▸ **Work to do**: All of the material below is to be restated word for word, apart from the pictures.

▸ **Material shown**:

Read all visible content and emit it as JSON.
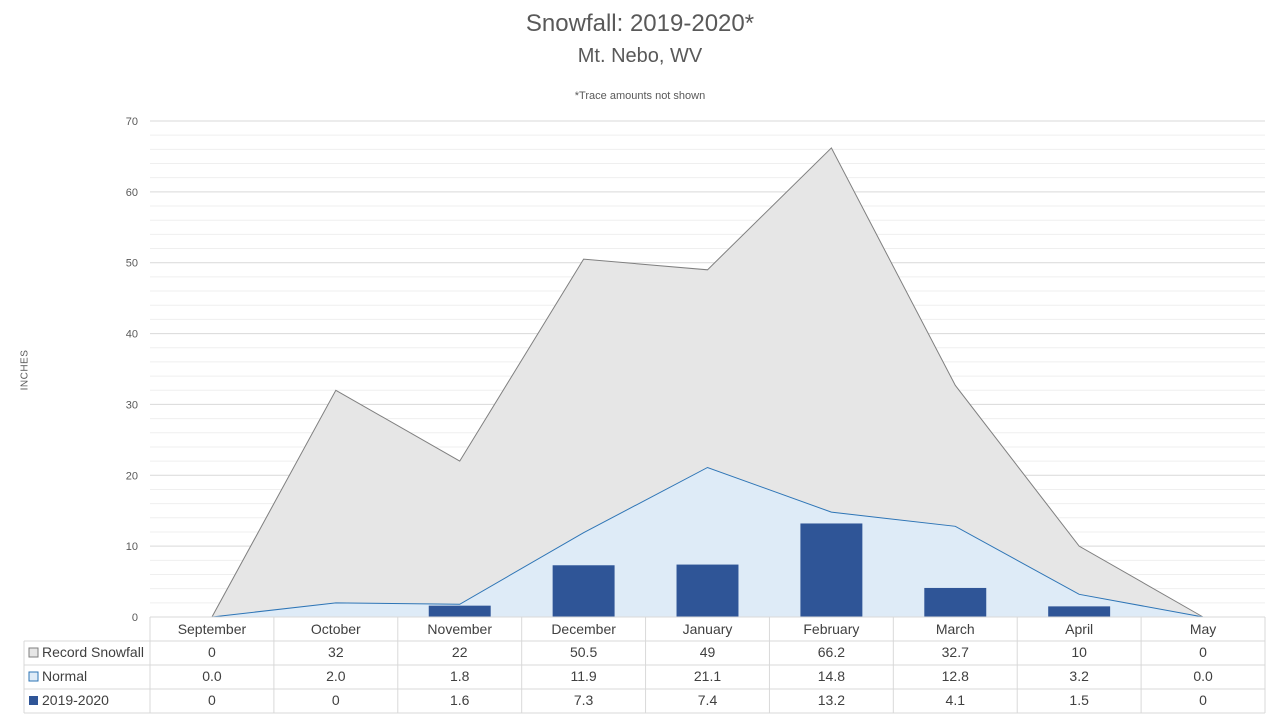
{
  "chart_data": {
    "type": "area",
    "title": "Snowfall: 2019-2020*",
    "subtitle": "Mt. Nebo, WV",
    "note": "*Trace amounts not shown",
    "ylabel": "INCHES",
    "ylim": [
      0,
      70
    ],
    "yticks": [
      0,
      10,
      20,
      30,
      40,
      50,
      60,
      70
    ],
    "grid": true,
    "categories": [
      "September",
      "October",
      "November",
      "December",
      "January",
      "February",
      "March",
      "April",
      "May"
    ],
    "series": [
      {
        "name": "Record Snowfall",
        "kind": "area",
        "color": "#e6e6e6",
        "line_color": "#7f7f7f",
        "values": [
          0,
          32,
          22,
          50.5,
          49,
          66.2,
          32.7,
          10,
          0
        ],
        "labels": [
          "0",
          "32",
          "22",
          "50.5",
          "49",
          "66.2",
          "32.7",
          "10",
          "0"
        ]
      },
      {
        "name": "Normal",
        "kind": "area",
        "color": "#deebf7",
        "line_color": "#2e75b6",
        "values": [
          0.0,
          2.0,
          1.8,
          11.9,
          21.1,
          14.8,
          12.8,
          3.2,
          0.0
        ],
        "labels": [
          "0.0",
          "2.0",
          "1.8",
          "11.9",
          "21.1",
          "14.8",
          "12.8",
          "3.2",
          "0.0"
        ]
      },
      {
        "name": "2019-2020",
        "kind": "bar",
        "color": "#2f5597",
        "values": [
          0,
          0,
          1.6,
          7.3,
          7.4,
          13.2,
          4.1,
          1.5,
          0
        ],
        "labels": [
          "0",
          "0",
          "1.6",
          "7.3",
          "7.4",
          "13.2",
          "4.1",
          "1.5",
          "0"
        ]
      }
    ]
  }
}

▸ **Full response**:
Read all visible content and emit it as JSON.
{
  "chart_data": {
    "type": "area",
    "title": "Snowfall: 2019-2020*",
    "subtitle": "Mt. Nebo, WV",
    "note": "*Trace amounts not shown",
    "ylabel": "INCHES",
    "ylim": [
      0,
      70
    ],
    "yticks": [
      0,
      10,
      20,
      30,
      40,
      50,
      60,
      70
    ],
    "grid": true,
    "categories": [
      "September",
      "October",
      "November",
      "December",
      "January",
      "February",
      "March",
      "April",
      "May"
    ],
    "series": [
      {
        "name": "Record Snowfall",
        "kind": "area",
        "color": "#e6e6e6",
        "line_color": "#7f7f7f",
        "values": [
          0,
          32,
          22,
          50.5,
          49,
          66.2,
          32.7,
          10,
          0
        ],
        "labels": [
          "0",
          "32",
          "22",
          "50.5",
          "49",
          "66.2",
          "32.7",
          "10",
          "0"
        ]
      },
      {
        "name": "Normal",
        "kind": "area",
        "color": "#deebf7",
        "line_color": "#2e75b6",
        "values": [
          0.0,
          2.0,
          1.8,
          11.9,
          21.1,
          14.8,
          12.8,
          3.2,
          0.0
        ],
        "labels": [
          "0.0",
          "2.0",
          "1.8",
          "11.9",
          "21.1",
          "14.8",
          "12.8",
          "3.2",
          "0.0"
        ]
      },
      {
        "name": "2019-2020",
        "kind": "bar",
        "color": "#2f5597",
        "values": [
          0,
          0,
          1.6,
          7.3,
          7.4,
          13.2,
          4.1,
          1.5,
          0
        ],
        "labels": [
          "0",
          "0",
          "1.6",
          "7.3",
          "7.4",
          "13.2",
          "4.1",
          "1.5",
          "0"
        ]
      }
    ]
  }
}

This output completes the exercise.